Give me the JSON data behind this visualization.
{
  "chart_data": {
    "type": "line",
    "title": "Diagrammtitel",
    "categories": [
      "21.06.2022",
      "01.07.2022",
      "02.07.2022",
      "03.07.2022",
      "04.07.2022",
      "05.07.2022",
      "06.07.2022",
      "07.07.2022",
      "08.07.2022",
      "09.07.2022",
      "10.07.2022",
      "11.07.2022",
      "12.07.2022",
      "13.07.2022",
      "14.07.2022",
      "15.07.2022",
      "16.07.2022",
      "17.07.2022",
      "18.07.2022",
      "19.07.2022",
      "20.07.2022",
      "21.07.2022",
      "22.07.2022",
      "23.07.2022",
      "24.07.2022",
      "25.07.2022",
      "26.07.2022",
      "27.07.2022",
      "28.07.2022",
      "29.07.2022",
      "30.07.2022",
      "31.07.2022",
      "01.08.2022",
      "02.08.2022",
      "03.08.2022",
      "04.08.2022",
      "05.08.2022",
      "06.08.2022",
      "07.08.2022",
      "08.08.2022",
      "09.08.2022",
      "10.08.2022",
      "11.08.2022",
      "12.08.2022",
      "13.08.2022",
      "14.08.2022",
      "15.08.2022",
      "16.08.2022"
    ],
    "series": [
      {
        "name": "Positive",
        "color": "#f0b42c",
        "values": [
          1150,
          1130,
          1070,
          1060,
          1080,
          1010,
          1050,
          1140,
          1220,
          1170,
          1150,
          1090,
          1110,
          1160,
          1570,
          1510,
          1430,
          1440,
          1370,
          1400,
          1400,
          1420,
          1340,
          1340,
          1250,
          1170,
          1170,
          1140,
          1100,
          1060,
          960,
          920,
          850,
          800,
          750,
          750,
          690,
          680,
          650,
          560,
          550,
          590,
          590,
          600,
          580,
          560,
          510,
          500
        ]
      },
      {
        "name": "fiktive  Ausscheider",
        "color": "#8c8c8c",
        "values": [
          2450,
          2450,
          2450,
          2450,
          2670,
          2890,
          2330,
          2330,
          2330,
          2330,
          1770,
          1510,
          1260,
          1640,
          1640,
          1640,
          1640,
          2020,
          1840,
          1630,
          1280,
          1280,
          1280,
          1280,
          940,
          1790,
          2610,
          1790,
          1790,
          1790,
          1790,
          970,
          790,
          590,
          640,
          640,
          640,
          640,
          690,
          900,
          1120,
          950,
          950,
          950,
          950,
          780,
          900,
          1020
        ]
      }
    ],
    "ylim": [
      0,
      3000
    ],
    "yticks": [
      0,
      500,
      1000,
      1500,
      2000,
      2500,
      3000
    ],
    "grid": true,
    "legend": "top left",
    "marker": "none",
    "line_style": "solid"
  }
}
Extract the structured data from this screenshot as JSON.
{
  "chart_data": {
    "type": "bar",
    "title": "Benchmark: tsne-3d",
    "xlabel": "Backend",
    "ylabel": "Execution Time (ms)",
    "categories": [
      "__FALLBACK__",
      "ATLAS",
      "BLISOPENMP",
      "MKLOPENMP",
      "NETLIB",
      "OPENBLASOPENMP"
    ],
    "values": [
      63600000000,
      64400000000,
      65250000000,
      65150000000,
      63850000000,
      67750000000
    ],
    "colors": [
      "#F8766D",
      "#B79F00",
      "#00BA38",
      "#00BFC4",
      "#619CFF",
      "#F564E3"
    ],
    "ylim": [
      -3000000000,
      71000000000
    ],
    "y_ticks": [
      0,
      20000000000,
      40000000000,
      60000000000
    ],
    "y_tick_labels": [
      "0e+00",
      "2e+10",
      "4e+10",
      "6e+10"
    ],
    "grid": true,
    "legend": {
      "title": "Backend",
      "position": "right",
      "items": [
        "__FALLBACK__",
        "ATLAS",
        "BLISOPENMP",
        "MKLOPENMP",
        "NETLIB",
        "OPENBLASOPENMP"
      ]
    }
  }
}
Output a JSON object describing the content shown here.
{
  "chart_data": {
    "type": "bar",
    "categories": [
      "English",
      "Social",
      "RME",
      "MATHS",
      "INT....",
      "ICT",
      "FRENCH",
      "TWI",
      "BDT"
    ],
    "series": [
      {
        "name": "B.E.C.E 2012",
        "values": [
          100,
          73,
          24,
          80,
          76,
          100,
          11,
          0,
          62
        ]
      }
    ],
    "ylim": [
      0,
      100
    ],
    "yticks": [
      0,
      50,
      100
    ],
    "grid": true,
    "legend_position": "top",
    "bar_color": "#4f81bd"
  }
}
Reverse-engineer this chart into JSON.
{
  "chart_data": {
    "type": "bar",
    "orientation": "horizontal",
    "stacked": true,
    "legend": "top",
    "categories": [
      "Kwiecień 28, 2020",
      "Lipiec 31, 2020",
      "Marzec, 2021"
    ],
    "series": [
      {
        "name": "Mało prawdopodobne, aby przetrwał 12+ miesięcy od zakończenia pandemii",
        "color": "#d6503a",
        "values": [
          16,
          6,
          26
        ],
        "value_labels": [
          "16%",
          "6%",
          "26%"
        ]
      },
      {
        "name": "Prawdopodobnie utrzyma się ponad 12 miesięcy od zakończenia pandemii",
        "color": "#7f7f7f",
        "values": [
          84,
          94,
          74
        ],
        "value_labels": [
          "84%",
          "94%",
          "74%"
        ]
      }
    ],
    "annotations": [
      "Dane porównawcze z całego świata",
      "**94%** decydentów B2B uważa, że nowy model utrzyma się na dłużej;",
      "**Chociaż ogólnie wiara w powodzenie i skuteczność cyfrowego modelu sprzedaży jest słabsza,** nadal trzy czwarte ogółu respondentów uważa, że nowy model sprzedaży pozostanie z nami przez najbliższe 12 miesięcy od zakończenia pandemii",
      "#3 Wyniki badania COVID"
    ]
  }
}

########################################

What you have to do: Extract every record and return it verbatim.

The answer:
Give me the JSON data behind this visualization.
{
  "chart_data": {
    "type": "line",
    "title": "Diagrammtitel",
    "categories": [
      "21.06.2022",
      "01.07.2022",
      "02.07.2022",
      "03.07.2022",
      "04.07.2022",
      "05.07.2022",
      "06.07.2022",
      "07.07.2022",
      "08.07.2022",
      "09.07.2022",
      "10.07.2022",
      "11.07.2022",
      "12.07.2022",
      "13.07.2022",
      "14.07.2022",
      "15.07.2022",
      "16.07.2022",
      "17.07.2022",
      "18.07.2022",
      "19.07.2022",
      "20.07.2022",
      "21.07.2022",
      "22.07.2022",
      "23.07.2022",
      "24.07.2022",
      "25.07.2022",
      "26.07.2022",
      "27.07.2022",
      "28.07.2022",
      "29.07.2022",
      "30.07.2022",
      "31.07.2022",
      "01.08.2022",
      "02.08.2022",
      "03.08.2022",
      "04.08.2022",
      "05.08.2022",
      "06.08.2022",
      "07.08.2022",
      "08.08.2022",
      "09.08.2022",
      "10.08.2022",
      "11.08.2022",
      "12.08.2022",
      "13.08.2022",
      "14.08.2022",
      "15.08.2022",
      "16.08.2022"
    ],
    "series": [
      {
        "name": "Positive",
        "color": "#f0b42c",
        "values": [
          1150,
          1130,
          1070,
          1060,
          1080,
          1010,
          1050,
          1140,
          1220,
          1170,
          1150,
          1090,
          1110,
          1160,
          1570,
          1510,
          1430,
          1440,
          1370,
          1400,
          1400,
          1420,
          1340,
          1340,
          1250,
          1170,
          1170,
          1140,
          1100,
          1060,
          960,
          920,
          850,
          800,
          750,
          750,
          690,
          680,
          650,
          560,
          550,
          590,
          590,
          600,
          580,
          560,
          510,
          500
        ]
      },
      {
        "name": "fiktive  Ausscheider",
        "color": "#8c8c8c",
        "values": [
          2450,
          2450,
          2450,
          2450,
          2670,
          2890,
          2330,
          2330,
          2330,
          2330,
          1770,
          1510,
          1260,
          1640,
          1640,
          1640,
          1640,
          2020,
          1840,
          1630,
          1280,
          1280,
          1280,
          1280,
          940,
          1790,
          2610,
          1790,
          1790,
          1790,
          1790,
          970,
          790,
          590,
          640,
          640,
          640,
          640,
          690,
          900,
          1120,
          950,
          950,
          950,
          950,
          780,
          900,
          1020
        ]
      }
    ],
    "ylim": [
      0,
      3000
    ],
    "yticks": [
      0,
      500,
      1000,
      1500,
      2000,
      2500,
      3000
    ],
    "grid": true,
    "legend": "top left",
    "marker": "none",
    "line_style": "solid"
  }
}
Extract the structured data from this screenshot as JSON.
{
  "chart_data": {
    "type": "bar",
    "title": "Benchmark: tsne-3d",
    "xlabel": "Backend",
    "ylabel": "Execution Time (ms)",
    "categories": [
      "__FALLBACK__",
      "ATLAS",
      "BLISOPENMP",
      "MKLOPENMP",
      "NETLIB",
      "OPENBLASOPENMP"
    ],
    "values": [
      63600000000,
      64400000000,
      65250000000,
      65150000000,
      63850000000,
      67750000000
    ],
    "colors": [
      "#F8766D",
      "#B79F00",
      "#00BA38",
      "#00BFC4",
      "#619CFF",
      "#F564E3"
    ],
    "ylim": [
      -3000000000,
      71000000000
    ],
    "y_ticks": [
      0,
      20000000000,
      40000000000,
      60000000000
    ],
    "y_tick_labels": [
      "0e+00",
      "2e+10",
      "4e+10",
      "6e+10"
    ],
    "grid": true,
    "legend": {
      "title": "Backend",
      "position": "right",
      "items": [
        "__FALLBACK__",
        "ATLAS",
        "BLISOPENMP",
        "MKLOPENMP",
        "NETLIB",
        "OPENBLASOPENMP"
      ]
    }
  }
}
Output a JSON object describing the content shown here.
{
  "chart_data": {
    "type": "bar",
    "categories": [
      "English",
      "Social",
      "RME",
      "MATHS",
      "INT....",
      "ICT",
      "FRENCH",
      "TWI",
      "BDT"
    ],
    "series": [
      {
        "name": "B.E.C.E 2012",
        "values": [
          100,
          73,
          24,
          80,
          76,
          100,
          11,
          0,
          62
        ]
      }
    ],
    "ylim": [
      0,
      100
    ],
    "yticks": [
      0,
      50,
      100
    ],
    "grid": true,
    "legend_position": "top",
    "bar_color": "#4f81bd"
  }
}
Reverse-engineer this chart into JSON.
{
  "chart_data": {
    "type": "bar",
    "orientation": "horizontal",
    "stacked": true,
    "legend": "top",
    "categories": [
      "Kwiecień 28, 2020",
      "Lipiec 31, 2020",
      "Marzec, 2021"
    ],
    "series": [
      {
        "name": "Mało prawdopodobne, aby przetrwał 12+ miesięcy od zakończenia pandemii",
        "color": "#d6503a",
        "values": [
          16,
          6,
          26
        ],
        "value_labels": [
          "16%",
          "6%",
          "26%"
        ]
      },
      {
        "name": "Prawdopodobnie utrzyma się ponad 12 miesięcy od zakończenia pandemii",
        "color": "#7f7f7f",
        "values": [
          84,
          94,
          74
        ],
        "value_labels": [
          "84%",
          "94%",
          "74%"
        ]
      }
    ],
    "annotations": [
      "Dane porównawcze z całego świata",
      "**94%** decydentów B2B uważa, że nowy model utrzyma się na dłużej;",
      "**Chociaż ogólnie wiara w powodzenie i skuteczność cyfrowego modelu sprzedaży jest słabsza,** nadal trzy czwarte ogółu respondentów uważa, że nowy model sprzedaży pozostanie z nami przez najbliższe 12 miesięcy od zakończenia pandemii",
      "#3 Wyniki badania COVID"
    ]
  }
}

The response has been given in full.